EXERCISES TO COMPLETE -
1. Please answer these questions from the essay on the Deep State and populists, one line each:
(a) On what date did Jonathan Cook publish his article on Substack?
(b) Which president warned about the military industrial complex, and in what month and year?
(c) Which two fringe issues does the essay name as most notably used to keep populists divided?
2. Pick up the essay on the Deep State and populists after its final sentence and keep writing it.

SELECTED EXTRACT -
▼
On May 10, 2024, Jonathan Cook published an article on Substack entitled “Biden’s war on Gaza is now a war on truth and the right to protest. The media’s role is to draw attention away from what the students are protesting – complicity in genocide – and engineer a moral panic to leave the genocide undisturbed”. The topic was timely and essential, but for me, it raised another issue, a political reality that is utterly ignored, one that deals with the fact that the relevant political division today is not between right and left, or between liberals and progressives versus conservatives, but between Deep State minions and tools, and the populists who oppose them. Two definitions are essential in understanding the foregoing, the definition of what we mean when we use the terms “Deep State” and “populists”.
The Deep State is an informal but profound alliance between the military industrial complex (against which president Dwight David Eisenhower warned us in November of 1960); the intelligence agencies of the United States, the United Kingdom and the State of Israel, plus their counterparts in diverse NATO member states; the traditional mass media in the United States and in US allies; the Democratic Party; and, traditionalist members of the Republican Party such as the Bush Family, the Cheney family, the McCain family and their political allies. The Deep State has riddled the federal government at all levels with moles, i.e. unelected bureaucrats, especially in the Department of Justice and its state and local level analogues, and throughout the federal judiciary; moles who carry out the orders of their billionaire masters rather than those of the people we elect to run our government, unless, of course, those interests coincide. Populists, from both the left and the right wings of the political spectrum, are individuals and organizations who believe deeply in democracy and liberty, but believe that the formal governmental institutions responsible for guaranteeing such concepts are inept and corrupt, and thus, they have little faith in the traditional political castes.
The Deep State manages to hold unto dictatorial power (i.e., control of legislative, executive, judicial, police and electoral functions) by keeping the populists divided based on fringe issues, most notably abortion and the right to bear arms, and by focusing attention on polarizing issues such as race, gender, sexual preferences, national origins, religion (and its absence) and the fake war on terror. Under the Biden administration, the Deep State has criminalized the right to protest, unless, as in the case of the Black Lives Matter rights, the protests serve their domestic political aspirations.
▲
DATA PROVIDED -
▼
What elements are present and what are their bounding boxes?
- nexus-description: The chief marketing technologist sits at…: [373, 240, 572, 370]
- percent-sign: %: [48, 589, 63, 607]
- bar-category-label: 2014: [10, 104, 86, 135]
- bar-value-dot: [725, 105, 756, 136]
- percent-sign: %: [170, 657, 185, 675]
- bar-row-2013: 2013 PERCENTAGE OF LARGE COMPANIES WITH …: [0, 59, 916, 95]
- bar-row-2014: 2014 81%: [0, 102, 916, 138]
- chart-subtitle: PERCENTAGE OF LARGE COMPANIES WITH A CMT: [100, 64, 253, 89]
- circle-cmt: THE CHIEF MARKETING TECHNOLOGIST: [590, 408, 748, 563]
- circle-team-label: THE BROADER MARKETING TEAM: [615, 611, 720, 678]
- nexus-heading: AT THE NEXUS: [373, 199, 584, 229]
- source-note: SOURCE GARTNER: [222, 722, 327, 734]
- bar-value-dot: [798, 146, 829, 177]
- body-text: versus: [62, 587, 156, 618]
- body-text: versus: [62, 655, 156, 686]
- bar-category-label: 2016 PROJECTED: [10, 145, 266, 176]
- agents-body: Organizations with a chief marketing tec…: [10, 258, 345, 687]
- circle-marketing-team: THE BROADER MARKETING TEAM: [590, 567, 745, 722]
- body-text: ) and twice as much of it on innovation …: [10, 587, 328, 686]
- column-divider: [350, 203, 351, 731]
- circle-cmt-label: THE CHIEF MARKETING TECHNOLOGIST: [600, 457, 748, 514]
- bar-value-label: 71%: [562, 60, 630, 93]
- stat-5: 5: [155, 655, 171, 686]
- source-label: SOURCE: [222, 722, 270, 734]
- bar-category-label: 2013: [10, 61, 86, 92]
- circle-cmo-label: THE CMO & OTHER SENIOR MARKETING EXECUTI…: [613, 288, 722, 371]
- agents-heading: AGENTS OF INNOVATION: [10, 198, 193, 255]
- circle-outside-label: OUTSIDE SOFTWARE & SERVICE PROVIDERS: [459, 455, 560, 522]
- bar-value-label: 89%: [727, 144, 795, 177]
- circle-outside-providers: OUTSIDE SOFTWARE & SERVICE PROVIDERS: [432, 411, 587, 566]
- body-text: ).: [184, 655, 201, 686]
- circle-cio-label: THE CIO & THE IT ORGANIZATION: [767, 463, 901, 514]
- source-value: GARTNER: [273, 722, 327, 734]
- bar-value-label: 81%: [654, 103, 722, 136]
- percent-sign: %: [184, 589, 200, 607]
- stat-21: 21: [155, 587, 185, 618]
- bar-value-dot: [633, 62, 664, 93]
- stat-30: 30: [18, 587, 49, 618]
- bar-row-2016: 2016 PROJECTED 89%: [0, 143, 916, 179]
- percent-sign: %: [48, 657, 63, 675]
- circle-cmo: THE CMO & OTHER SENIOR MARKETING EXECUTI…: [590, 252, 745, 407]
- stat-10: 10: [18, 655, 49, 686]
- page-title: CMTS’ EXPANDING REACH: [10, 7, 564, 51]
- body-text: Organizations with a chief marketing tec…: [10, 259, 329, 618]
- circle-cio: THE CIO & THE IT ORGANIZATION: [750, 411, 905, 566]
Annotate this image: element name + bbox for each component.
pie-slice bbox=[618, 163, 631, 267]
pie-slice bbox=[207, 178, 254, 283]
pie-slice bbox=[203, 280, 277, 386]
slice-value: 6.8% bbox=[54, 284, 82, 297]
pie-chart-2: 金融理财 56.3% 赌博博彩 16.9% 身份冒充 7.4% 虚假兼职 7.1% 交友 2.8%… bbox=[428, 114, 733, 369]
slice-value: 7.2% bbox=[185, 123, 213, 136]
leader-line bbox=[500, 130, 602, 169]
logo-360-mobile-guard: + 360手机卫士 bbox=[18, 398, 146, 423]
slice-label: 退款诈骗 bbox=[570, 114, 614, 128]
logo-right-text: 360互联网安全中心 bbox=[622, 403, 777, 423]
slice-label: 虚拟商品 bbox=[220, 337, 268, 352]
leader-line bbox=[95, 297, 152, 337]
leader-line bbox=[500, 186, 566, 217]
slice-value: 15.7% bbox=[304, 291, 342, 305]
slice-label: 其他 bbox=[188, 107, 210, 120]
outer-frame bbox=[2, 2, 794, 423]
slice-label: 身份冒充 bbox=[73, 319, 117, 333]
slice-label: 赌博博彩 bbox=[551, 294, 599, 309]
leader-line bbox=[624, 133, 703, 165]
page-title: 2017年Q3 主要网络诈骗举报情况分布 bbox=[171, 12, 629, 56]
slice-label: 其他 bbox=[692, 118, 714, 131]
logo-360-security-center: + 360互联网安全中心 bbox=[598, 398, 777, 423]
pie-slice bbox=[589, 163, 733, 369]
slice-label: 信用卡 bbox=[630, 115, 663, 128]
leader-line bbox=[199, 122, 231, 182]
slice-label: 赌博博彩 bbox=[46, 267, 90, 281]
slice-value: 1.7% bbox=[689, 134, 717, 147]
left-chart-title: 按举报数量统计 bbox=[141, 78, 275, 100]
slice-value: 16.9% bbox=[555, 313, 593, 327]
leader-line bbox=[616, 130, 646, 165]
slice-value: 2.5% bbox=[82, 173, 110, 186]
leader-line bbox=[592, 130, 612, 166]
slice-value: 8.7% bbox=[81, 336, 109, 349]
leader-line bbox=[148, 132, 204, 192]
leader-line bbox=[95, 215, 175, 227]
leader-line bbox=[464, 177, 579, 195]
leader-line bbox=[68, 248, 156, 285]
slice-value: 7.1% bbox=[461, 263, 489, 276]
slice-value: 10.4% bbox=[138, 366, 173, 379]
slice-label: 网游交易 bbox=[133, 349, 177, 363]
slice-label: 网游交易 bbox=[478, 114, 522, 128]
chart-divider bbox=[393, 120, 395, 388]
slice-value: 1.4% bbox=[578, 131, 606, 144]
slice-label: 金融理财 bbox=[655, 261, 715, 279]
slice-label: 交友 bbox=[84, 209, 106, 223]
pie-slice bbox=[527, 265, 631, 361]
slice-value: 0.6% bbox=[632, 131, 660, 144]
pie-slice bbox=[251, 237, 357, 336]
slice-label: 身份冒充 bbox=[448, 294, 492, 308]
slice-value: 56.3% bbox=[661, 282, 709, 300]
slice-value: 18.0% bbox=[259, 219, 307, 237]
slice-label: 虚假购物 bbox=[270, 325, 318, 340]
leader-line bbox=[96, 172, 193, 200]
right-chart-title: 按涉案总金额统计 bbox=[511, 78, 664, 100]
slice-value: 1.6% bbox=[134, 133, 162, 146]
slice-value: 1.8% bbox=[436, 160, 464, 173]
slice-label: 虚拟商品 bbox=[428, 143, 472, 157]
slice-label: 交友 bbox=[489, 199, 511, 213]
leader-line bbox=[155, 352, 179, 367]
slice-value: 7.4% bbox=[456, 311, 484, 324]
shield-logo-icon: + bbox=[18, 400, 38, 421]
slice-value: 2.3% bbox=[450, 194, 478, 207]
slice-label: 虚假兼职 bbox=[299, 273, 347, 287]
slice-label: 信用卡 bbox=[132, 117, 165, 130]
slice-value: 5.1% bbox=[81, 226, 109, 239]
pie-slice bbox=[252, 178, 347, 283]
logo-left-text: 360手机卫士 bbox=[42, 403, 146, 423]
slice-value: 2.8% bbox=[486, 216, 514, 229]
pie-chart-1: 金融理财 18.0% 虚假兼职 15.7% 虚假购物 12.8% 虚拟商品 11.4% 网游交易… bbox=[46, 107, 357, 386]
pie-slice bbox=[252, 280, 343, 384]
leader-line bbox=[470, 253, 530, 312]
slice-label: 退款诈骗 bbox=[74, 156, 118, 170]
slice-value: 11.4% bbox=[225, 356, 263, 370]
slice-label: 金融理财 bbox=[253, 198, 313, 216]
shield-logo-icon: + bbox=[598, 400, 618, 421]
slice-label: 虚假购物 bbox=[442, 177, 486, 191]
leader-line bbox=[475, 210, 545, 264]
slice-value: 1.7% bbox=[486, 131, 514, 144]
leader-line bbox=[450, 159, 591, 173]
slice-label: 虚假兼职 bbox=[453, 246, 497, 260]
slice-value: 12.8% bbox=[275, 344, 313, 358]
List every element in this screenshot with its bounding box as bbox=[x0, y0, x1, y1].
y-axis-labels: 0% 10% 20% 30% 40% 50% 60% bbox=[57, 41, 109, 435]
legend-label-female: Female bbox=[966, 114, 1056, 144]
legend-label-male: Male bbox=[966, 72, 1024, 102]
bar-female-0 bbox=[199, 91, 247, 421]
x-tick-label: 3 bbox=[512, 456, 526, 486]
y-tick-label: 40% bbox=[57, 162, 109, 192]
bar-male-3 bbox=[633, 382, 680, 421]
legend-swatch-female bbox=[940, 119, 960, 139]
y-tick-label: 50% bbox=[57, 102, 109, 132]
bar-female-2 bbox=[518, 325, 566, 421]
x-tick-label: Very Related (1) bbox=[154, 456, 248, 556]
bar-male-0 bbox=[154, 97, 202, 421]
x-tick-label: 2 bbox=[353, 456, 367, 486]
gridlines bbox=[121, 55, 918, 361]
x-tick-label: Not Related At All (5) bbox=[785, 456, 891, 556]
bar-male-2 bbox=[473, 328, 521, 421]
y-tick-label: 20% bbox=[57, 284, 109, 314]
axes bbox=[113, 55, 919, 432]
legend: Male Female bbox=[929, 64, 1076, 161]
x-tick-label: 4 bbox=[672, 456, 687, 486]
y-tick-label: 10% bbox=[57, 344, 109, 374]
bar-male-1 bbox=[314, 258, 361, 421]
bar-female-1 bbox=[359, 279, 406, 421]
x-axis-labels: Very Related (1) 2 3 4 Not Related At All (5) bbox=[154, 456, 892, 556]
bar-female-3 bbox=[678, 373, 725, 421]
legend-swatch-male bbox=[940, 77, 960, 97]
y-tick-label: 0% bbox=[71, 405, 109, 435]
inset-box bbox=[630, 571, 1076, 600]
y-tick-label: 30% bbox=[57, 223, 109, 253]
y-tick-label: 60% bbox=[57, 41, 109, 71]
▲
ANSWERS FOR THE EXERCISE -
1.
(a) May 10, 2024
(b) Dwight David Eisenhower, in November of 1960
(c) Abortion and the right to bear arms

2.
It is obvious that the Deep state profoundly manipulated the 2018 congressional elections and the 2020 presidential elections and that such manipulation had a profound impacts on the results. It is also at least possible and possibly likely, that the use of mass mail-in ballots without requiring the voters themselves to turn them in facilitated electoral fraud, possibly enough to have impacted the 2020 presidential election. Many of those who protested those results, whether violently, peacefully or through the legal process have been subjected to the full weight of federal and state penal systems in clear violation of the most fundamental principles of what used to pass for democracy in the United States, and that includes not only Republicans, but independents and members of smaller political parties. Many people who despised the GOP candidate in that election had no problem with the subversion of the civic rights involved as it helped their “team” to win, despite that such victory proved utterly hollow (where is health care for all, world peace, economic wellbeing, equity, equality, etc.?). But now, in a sense, the precedents they applauded have come back to haunt at least some of them, actually, the very best among them. I refer to the current police and legal attacks against students, faculty members and others who dare to protest against Israeli genocide.
As in the case of the Deep State machinations in the 2020 presidential elections, it is clear that the students, faculty members and others protesting against Israeli genocide have an existentially valid point. Everything they demand involves what the Nuremburg trials following the second war to end all wars prohibited and sought to punish by invoking the death penalty against the leaders involved and forever outlawing their political movements, outlawing them everywhere, but that has not proved to be the case as neo-Nazis rule the Ukraine, with full Deep State support, as well as Israel. And those who dare to point that out, to protest against it either violently, peacefully or through legal actions, find themselves persecuted, both civically and legally, with their futures placed in serious jeopardy, as is the case in the series of trials against protesters and critics of the results of the 2020 presidentai election.
It is profoundly ironic that the issues involved in both cases are so similar, while those involved feel that the two principle issues are completely different, and that the members of each group have nothing in common, when in reality, they are, in fact, so similar. Each group is comprised of deeply committed individuals who profoundly believe in truth, justice and equity, and who are willing to risk their “lives, property and sacred honor”, a phrase once attributed to United States founding father Patrick Henry”, to see justice done. They have a common enemy, the Deep State which adroitly manipulates them and uses each of the groups against the other in order to maintain the dictatorial power that permits it to abuse police at all levels and the penal laws such police and departments of justice are sworn to uphold, in order to continue the very profitable state of perpetual war, to continue to overthrow governments and to keep the truth under wraps, as it does, for example, though the imprisonment of one of the world’s only real journalist, Julian Assange. All actions which maximize the profits and minimize the risks of the wealthiest and least honorable among us.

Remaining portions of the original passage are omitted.